**What to work on**:
Wherever a line below holds the word "Алексеевич", copy that line.

......

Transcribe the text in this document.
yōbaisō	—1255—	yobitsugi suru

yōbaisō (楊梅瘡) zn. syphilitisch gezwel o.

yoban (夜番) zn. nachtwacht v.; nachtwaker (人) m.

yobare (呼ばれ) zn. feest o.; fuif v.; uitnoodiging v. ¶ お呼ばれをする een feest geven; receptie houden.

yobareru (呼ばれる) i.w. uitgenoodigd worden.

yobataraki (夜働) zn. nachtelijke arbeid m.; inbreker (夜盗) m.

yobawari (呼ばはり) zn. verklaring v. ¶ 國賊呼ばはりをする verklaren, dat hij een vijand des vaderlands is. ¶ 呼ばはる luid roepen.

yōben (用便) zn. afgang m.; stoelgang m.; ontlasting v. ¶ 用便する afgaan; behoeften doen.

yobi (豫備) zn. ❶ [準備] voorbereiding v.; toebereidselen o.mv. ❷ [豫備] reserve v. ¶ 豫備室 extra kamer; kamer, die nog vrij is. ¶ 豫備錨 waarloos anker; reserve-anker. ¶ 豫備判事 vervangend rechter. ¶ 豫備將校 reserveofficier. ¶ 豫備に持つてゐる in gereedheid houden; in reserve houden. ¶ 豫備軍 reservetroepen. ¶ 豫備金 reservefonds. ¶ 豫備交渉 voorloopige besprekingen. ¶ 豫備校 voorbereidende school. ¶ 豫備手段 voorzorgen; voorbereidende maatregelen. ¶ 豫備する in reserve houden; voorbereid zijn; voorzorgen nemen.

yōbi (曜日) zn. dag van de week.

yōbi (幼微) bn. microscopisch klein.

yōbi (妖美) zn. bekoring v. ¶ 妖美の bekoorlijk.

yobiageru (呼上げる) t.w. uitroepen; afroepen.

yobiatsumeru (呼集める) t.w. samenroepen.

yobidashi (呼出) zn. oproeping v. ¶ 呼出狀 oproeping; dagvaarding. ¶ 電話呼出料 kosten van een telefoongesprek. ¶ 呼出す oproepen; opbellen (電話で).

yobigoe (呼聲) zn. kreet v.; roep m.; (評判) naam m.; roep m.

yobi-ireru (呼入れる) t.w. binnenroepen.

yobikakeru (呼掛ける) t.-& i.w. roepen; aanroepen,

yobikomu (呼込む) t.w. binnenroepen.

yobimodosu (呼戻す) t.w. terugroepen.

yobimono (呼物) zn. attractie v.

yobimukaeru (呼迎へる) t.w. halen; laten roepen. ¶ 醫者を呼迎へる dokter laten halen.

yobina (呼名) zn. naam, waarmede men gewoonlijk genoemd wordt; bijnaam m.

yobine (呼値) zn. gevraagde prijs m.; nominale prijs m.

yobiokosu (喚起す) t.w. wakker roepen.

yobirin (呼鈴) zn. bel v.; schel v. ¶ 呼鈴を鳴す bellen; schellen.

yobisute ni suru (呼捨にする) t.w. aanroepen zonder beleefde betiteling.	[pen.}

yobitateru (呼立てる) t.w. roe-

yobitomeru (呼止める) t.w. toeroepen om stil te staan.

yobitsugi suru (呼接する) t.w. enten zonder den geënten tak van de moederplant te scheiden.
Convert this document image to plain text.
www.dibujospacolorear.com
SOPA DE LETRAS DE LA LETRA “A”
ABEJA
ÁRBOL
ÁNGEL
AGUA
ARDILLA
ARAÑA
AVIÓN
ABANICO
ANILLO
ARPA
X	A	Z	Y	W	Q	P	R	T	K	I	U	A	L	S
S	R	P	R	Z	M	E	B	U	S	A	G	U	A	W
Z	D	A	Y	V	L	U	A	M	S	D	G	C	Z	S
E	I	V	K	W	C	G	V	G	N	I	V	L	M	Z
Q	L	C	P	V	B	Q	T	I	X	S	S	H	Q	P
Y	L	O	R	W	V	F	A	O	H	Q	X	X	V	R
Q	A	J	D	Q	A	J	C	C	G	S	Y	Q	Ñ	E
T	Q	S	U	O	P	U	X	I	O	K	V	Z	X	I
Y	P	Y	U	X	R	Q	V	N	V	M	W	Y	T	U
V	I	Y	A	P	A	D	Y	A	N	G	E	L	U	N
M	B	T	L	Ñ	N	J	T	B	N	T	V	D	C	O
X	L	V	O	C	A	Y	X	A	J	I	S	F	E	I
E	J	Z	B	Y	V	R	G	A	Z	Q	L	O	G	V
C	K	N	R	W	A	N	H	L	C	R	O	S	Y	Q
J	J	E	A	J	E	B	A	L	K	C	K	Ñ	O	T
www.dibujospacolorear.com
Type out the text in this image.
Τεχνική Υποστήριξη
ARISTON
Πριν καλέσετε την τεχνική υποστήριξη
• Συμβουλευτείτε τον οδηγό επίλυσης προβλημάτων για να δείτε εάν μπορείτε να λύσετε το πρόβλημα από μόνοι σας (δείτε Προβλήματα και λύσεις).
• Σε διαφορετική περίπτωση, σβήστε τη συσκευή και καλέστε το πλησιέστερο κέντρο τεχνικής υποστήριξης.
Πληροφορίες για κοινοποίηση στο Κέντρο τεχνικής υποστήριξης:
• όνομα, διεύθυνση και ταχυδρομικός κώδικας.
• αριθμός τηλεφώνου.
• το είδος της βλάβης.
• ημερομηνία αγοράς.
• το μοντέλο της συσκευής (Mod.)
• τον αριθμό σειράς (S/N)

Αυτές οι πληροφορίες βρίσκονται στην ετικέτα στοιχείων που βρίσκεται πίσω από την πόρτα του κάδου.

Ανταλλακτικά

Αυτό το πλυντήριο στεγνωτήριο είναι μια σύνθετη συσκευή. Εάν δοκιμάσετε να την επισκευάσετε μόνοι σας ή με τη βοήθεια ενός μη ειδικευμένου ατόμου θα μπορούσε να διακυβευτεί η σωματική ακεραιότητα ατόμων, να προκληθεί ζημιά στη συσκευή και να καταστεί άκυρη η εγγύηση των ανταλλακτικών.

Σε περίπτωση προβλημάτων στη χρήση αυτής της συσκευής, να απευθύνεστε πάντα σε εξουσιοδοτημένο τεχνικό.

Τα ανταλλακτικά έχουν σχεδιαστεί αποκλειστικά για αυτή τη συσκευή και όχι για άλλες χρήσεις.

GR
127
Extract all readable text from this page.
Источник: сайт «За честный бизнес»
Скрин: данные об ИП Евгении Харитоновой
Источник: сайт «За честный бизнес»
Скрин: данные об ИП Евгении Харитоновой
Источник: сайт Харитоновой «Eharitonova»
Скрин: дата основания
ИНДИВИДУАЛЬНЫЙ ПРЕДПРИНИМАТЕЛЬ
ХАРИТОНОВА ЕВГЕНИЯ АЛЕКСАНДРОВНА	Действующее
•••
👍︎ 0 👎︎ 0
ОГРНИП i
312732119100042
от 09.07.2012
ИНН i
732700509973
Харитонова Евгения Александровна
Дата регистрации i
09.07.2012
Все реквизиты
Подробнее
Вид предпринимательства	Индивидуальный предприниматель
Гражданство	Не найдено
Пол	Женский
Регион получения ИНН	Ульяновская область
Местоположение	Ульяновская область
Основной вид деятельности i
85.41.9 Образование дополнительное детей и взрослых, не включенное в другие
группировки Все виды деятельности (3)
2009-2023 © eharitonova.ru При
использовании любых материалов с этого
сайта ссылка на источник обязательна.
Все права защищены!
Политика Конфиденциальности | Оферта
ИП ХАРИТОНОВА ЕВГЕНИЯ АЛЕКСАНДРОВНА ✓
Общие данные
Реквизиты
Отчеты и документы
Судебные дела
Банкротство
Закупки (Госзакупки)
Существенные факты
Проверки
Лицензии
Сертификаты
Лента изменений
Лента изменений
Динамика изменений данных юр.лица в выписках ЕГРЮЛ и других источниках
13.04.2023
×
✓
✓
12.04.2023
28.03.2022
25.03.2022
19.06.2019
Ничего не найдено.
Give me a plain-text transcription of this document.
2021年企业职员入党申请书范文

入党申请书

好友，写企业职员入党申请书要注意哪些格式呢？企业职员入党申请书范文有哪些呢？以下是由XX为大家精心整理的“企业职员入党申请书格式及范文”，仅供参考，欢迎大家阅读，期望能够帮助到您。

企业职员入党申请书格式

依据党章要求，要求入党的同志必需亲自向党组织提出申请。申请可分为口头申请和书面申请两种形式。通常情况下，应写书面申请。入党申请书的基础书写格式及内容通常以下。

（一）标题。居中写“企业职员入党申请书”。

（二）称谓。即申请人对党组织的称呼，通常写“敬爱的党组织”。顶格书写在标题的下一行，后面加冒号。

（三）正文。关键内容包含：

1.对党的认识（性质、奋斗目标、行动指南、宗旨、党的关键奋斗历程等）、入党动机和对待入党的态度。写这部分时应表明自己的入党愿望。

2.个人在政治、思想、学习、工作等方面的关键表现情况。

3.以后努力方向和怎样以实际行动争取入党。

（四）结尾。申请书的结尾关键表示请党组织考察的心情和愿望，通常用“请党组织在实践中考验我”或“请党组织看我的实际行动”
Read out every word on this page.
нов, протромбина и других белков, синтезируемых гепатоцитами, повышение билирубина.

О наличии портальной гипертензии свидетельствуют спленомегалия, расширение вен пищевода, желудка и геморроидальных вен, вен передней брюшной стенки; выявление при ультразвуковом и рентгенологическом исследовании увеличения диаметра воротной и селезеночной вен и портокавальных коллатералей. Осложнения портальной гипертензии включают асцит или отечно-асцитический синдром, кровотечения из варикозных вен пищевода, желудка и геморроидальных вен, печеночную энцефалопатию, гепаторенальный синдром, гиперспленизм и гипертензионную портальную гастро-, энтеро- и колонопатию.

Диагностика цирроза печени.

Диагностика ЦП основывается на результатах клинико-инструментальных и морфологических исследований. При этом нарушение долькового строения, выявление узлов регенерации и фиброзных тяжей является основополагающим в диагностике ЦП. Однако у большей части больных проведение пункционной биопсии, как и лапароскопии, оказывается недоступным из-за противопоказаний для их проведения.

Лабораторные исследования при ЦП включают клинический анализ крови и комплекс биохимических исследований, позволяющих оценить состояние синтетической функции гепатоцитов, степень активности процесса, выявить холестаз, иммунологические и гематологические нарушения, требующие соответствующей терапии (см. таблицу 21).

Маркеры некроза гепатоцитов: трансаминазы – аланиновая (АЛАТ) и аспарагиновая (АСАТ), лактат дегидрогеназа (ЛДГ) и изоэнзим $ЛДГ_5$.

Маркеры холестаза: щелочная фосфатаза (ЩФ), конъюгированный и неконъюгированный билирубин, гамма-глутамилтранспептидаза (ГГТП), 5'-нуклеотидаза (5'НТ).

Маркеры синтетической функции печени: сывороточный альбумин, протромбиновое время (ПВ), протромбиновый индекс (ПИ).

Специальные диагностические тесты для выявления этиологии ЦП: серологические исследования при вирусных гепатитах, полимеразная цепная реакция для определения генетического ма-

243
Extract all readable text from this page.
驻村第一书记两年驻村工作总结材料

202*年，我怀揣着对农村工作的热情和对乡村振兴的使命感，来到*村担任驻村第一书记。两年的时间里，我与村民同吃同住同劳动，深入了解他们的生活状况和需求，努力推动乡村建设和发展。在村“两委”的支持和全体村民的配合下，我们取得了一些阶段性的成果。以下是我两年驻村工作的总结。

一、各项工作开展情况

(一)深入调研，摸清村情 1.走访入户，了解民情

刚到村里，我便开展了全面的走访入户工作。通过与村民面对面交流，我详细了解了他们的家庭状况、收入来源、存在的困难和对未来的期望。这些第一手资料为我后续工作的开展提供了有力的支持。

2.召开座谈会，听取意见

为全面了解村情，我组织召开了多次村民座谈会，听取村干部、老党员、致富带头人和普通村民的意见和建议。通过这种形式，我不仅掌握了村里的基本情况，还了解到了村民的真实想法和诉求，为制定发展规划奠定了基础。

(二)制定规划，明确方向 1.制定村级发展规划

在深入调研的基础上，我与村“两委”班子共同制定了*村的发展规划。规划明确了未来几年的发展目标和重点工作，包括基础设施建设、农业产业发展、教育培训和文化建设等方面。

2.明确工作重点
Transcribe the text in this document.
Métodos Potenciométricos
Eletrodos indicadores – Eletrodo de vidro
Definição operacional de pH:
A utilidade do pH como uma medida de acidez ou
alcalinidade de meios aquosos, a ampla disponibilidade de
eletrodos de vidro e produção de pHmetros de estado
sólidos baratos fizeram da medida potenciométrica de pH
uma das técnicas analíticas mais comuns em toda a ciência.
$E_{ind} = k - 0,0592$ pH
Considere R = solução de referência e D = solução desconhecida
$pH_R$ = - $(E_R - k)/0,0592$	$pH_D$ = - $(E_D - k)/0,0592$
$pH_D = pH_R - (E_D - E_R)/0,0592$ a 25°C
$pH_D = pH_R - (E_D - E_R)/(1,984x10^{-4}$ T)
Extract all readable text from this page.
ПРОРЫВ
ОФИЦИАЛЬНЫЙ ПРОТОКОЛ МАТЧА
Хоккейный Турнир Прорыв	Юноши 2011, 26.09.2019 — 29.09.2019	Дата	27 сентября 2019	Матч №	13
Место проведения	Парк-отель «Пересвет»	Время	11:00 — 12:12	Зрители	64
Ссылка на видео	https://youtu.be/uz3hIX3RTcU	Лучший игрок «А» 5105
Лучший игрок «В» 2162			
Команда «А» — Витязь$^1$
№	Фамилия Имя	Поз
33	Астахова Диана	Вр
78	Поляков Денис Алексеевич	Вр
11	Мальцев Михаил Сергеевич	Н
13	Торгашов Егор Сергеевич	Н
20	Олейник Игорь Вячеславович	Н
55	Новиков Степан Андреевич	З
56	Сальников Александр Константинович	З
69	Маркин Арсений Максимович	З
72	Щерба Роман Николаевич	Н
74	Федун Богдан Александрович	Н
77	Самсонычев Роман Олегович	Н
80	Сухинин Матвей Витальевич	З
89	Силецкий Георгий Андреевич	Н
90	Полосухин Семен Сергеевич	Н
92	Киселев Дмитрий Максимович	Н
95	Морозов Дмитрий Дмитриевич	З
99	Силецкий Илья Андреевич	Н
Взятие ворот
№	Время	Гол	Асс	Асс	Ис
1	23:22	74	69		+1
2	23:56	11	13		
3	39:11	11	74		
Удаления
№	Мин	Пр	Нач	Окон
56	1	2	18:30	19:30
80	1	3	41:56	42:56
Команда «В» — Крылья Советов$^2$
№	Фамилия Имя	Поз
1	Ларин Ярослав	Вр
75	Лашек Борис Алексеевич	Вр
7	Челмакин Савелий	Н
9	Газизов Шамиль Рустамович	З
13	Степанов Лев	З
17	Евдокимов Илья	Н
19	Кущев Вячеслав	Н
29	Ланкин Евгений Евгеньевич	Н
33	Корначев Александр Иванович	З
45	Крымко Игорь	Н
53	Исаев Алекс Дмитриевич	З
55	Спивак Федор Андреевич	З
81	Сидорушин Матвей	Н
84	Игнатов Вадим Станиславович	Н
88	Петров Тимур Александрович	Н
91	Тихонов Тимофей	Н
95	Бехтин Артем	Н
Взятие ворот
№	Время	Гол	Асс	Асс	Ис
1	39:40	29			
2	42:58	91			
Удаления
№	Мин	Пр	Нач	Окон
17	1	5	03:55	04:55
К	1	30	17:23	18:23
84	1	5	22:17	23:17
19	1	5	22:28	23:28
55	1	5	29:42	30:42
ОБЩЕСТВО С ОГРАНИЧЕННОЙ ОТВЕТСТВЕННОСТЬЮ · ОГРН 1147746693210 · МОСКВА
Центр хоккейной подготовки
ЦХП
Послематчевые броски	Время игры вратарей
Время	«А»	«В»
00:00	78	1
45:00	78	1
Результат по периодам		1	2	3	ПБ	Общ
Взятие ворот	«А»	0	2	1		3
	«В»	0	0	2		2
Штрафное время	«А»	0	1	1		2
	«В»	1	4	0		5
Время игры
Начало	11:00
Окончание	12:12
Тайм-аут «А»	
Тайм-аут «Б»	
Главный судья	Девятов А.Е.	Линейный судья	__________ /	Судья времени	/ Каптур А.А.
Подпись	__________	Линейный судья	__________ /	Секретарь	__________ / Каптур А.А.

......

**Solved problem**:
78	Поляков Денис Алексеевич	Вр
75	Лашек Борис Алексеевич	Вр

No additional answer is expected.